## start Material
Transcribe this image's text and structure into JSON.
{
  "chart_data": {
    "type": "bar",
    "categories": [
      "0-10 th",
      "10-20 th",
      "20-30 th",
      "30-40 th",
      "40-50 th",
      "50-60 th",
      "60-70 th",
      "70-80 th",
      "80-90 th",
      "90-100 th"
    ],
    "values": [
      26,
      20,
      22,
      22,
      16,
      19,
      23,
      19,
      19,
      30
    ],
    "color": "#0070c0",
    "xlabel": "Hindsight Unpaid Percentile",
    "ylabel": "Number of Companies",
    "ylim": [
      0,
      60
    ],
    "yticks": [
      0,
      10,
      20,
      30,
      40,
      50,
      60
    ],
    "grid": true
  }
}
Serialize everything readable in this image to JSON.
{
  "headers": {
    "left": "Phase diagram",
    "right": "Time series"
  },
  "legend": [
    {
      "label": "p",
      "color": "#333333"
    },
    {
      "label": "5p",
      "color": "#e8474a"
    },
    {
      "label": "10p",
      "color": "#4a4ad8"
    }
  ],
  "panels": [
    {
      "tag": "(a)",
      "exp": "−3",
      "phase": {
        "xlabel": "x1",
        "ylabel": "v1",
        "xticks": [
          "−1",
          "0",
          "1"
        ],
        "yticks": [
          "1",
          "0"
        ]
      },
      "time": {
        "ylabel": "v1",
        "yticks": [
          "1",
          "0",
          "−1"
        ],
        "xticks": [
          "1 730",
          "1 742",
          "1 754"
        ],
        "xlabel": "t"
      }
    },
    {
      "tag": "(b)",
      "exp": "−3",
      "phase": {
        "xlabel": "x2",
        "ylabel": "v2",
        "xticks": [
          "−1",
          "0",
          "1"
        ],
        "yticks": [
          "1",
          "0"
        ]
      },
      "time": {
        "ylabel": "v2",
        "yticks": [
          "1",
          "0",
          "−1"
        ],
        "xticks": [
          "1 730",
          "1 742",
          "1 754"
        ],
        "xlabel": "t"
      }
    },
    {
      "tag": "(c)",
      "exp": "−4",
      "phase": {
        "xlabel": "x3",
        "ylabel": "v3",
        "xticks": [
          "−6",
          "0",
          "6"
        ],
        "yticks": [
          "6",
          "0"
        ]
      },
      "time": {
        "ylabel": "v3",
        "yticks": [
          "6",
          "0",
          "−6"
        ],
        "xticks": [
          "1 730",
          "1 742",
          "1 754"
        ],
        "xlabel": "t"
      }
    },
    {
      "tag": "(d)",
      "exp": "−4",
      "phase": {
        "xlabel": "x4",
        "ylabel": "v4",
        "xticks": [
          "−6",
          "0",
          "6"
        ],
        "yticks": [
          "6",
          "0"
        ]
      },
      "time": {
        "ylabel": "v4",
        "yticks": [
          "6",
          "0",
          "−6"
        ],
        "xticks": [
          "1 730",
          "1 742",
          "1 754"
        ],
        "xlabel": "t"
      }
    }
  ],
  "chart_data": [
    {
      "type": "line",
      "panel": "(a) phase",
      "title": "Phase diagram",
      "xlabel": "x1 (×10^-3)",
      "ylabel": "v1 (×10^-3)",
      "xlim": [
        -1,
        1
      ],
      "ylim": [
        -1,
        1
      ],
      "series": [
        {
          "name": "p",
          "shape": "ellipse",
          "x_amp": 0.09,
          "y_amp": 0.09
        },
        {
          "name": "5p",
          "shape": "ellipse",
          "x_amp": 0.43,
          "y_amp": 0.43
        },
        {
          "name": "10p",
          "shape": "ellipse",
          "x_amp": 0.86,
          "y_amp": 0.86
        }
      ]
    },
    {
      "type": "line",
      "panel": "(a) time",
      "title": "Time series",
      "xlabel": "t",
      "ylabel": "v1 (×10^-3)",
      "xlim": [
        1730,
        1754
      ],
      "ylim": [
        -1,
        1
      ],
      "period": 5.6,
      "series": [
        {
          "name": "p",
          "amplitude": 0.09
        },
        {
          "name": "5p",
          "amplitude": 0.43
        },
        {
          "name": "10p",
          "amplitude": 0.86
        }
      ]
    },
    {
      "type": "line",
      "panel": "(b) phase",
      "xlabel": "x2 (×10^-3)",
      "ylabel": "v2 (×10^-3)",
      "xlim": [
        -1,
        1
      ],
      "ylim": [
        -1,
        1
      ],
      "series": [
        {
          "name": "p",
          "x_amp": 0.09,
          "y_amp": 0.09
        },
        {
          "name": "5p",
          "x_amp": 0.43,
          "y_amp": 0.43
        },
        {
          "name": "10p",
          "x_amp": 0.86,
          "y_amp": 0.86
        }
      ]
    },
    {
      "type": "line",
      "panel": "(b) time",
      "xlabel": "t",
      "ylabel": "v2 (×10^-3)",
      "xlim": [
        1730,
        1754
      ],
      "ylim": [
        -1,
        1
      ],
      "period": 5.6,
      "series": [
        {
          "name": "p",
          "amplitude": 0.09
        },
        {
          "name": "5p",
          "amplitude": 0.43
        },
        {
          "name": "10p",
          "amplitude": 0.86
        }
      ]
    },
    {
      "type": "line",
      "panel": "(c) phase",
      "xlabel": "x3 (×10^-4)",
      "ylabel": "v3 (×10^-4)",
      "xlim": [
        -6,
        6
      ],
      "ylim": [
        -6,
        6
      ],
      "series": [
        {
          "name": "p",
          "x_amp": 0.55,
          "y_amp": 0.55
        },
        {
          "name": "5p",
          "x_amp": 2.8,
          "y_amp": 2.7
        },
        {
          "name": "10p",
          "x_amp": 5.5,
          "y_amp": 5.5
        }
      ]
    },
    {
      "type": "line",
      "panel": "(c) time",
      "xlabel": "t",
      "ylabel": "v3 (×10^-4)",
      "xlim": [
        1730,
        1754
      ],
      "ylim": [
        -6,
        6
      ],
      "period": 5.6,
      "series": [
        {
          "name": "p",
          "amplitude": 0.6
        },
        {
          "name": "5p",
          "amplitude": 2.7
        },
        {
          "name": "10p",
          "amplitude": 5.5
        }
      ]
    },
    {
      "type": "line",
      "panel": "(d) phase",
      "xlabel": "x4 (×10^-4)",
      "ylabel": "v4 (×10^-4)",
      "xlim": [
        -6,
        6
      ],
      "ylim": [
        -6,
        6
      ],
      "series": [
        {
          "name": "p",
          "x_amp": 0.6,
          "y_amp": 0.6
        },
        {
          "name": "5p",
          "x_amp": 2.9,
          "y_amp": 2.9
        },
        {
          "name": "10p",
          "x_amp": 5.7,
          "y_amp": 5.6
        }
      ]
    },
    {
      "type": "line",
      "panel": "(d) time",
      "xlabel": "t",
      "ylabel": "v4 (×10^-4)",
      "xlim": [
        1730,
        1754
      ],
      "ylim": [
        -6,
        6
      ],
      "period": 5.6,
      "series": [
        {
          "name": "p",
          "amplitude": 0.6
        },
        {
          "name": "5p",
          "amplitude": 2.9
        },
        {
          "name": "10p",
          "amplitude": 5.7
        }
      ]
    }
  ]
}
## end Material
_Given problem_. Your task is to transcribe the material exactly.

_Exercise solution_.
Transcribe this image's text and structure into JSON.
{
  "chart_data": {
    "type": "bar",
    "categories": [
      "0-10 th",
      "10-20 th",
      "20-30 th",
      "30-40 th",
      "40-50 th",
      "50-60 th",
      "60-70 th",
      "70-80 th",
      "80-90 th",
      "90-100 th"
    ],
    "values": [
      26,
      20,
      22,
      22,
      16,
      19,
      23,
      19,
      19,
      30
    ],
    "color": "#0070c0",
    "xlabel": "Hindsight Unpaid Percentile",
    "ylabel": "Number of Companies",
    "ylim": [
      0,
      60
    ],
    "yticks": [
      0,
      10,
      20,
      30,
      40,
      50,
      60
    ],
    "grid": true
  }
}
Serialize everything readable in this image to JSON.
{
  "headers": {
    "left": "Phase diagram",
    "right": "Time series"
  },
  "legend": [
    {
      "label": "p",
      "color": "#333333"
    },
    {
      "label": "5p",
      "color": "#e8474a"
    },
    {
      "label": "10p",
      "color": "#4a4ad8"
    }
  ],
  "panels": [
    {
      "tag": "(a)",
      "exp": "−3",
      "phase": {
        "xlabel": "x1",
        "ylabel": "v1",
        "xticks": [
          "−1",
          "0",
          "1"
        ],
        "yticks": [
          "1",
          "0"
        ]
      },
      "time": {
        "ylabel": "v1",
        "yticks": [
          "1",
          "0",
          "−1"
        ],
        "xticks": [
          "1 730",
          "1 742",
          "1 754"
        ],
        "xlabel": "t"
      }
    },
    {
      "tag": "(b)",
      "exp": "−3",
      "phase": {
        "xlabel": "x2",
        "ylabel": "v2",
        "xticks": [
          "−1",
          "0",
          "1"
        ],
        "yticks": [
          "1",
          "0"
        ]
      },
      "time": {
        "ylabel": "v2",
        "yticks": [
          "1",
          "0",
          "−1"
        ],
        "xticks": [
          "1 730",
          "1 742",
          "1 754"
        ],
        "xlabel": "t"
      }
    },
    {
      "tag": "(c)",
      "exp": "−4",
      "phase": {
        "xlabel": "x3",
        "ylabel": "v3",
        "xticks": [
          "−6",
          "0",
          "6"
        ],
        "yticks": [
          "6",
          "0"
        ]
      },
      "time": {
        "ylabel": "v3",
        "yticks": [
          "6",
          "0",
          "−6"
        ],
        "xticks": [
          "1 730",
          "1 742",
          "1 754"
        ],
        "xlabel": "t"
      }
    },
    {
      "tag": "(d)",
      "exp": "−4",
      "phase": {
        "xlabel": "x4",
        "ylabel": "v4",
        "xticks": [
          "−6",
          "0",
          "6"
        ],
        "yticks": [
          "6",
          "0"
        ]
      },
      "time": {
        "ylabel": "v4",
        "yticks": [
          "6",
          "0",
          "−6"
        ],
        "xticks": [
          "1 730",
          "1 742",
          "1 754"
        ],
        "xlabel": "t"
      }
    }
  ],
  "chart_data": [
    {
      "type": "line",
      "panel": "(a) phase",
      "title": "Phase diagram",
      "xlabel": "x1 (×10^-3)",
      "ylabel": "v1 (×10^-3)",
      "xlim": [
        -1,
        1
      ],
      "ylim": [
        -1,
        1
      ],
      "series": [
        {
          "name": "p",
          "shape": "ellipse",
          "x_amp": 0.09,
          "y_amp": 0.09
        },
        {
          "name": "5p",
          "shape": "ellipse",
          "x_amp": 0.43,
          "y_amp": 0.43
        },
        {
          "name": "10p",
          "shape": "ellipse",
          "x_amp": 0.86,
          "y_amp": 0.86
        }
      ]
    },
    {
      "type": "line",
      "panel": "(a) time",
      "title": "Time series",
      "xlabel": "t",
      "ylabel": "v1 (×10^-3)",
      "xlim": [
        1730,
        1754
      ],
      "ylim": [
        -1,
        1
      ],
      "period": 5.6,
      "series": [
        {
          "name": "p",
          "amplitude": 0.09
        },
        {
          "name": "5p",
          "amplitude": 0.43
        },
        {
          "name": "10p",
          "amplitude": 0.86
        }
      ]
    },
    {
      "type": "line",
      "panel": "(b) phase",
      "xlabel": "x2 (×10^-3)",
      "ylabel": "v2 (×10^-3)",
      "xlim": [
        -1,
        1
      ],
      "ylim": [
        -1,
        1
      ],
      "series": [
        {
          "name": "p",
          "x_amp": 0.09,
          "y_amp": 0.09
        },
        {
          "name": "5p",
          "x_amp": 0.43,
          "y_amp": 0.43
        },
        {
          "name": "10p",
          "x_amp": 0.86,
          "y_amp": 0.86
        }
      ]
    },
    {
      "type": "line",
      "panel": "(b) time",
      "xlabel": "t",
      "ylabel": "v2 (×10^-3)",
      "xlim": [
        1730,
        1754
      ],
      "ylim": [
        -1,
        1
      ],
      "period": 5.6,
      "series": [
        {
          "name": "p",
          "amplitude": 0.09
        },
        {
          "name": "5p",
          "amplitude": 0.43
        },
        {
          "name": "10p",
          "amplitude": 0.86
        }
      ]
    },
    {
      "type": "line",
      "panel": "(c) phase",
      "xlabel": "x3 (×10^-4)",
      "ylabel": "v3 (×10^-4)",
      "xlim": [
        -6,
        6
      ],
      "ylim": [
        -6,
        6
      ],
      "series": [
        {
          "name": "p",
          "x_amp": 0.55,
          "y_amp": 0.55
        },
        {
          "name": "5p",
          "x_amp": 2.8,
          "y_amp": 2.7
        },
        {
          "name": "10p",
          "x_amp": 5.5,
          "y_amp": 5.5
        }
      ]
    },
    {
      "type": "line",
      "panel": "(c) time",
      "xlabel": "t",
      "ylabel": "v3 (×10^-4)",
      "xlim": [
        1730,
        1754
      ],
      "ylim": [
        -6,
        6
      ],
      "period": 5.6,
      "series": [
        {
          "name": "p",
          "amplitude": 0.6
        },
        {
          "name": "5p",
          "amplitude": 2.7
        },
        {
          "name": "10p",
          "amplitude": 5.5
        }
      ]
    },
    {
      "type": "line",
      "panel": "(d) phase",
      "xlabel": "x4 (×10^-4)",
      "ylabel": "v4 (×10^-4)",
      "xlim": [
        -6,
        6
      ],
      "ylim": [
        -6,
        6
      ],
      "series": [
        {
          "name": "p",
          "x_amp": 0.6,
          "y_amp": 0.6
        },
        {
          "name": "5p",
          "x_amp": 2.9,
          "y_amp": 2.9
        },
        {
          "name": "10p",
          "x_amp": 5.7,
          "y_amp": 5.6
        }
      ]
    },
    {
      "type": "line",
      "panel": "(d) time",
      "xlabel": "t",
      "ylabel": "v4 (×10^-4)",
      "xlim": [
        1730,
        1754
      ],
      "ylim": [
        -6,
        6
      ],
      "period": 5.6,
      "series": [
        {
          "name": "p",
          "amplitude": 0.6
        },
        {
          "name": "5p",
          "amplitude": 2.9
        },
        {
          "name": "10p",
          "amplitude": 5.7
        }
      ]
    }
  ]
}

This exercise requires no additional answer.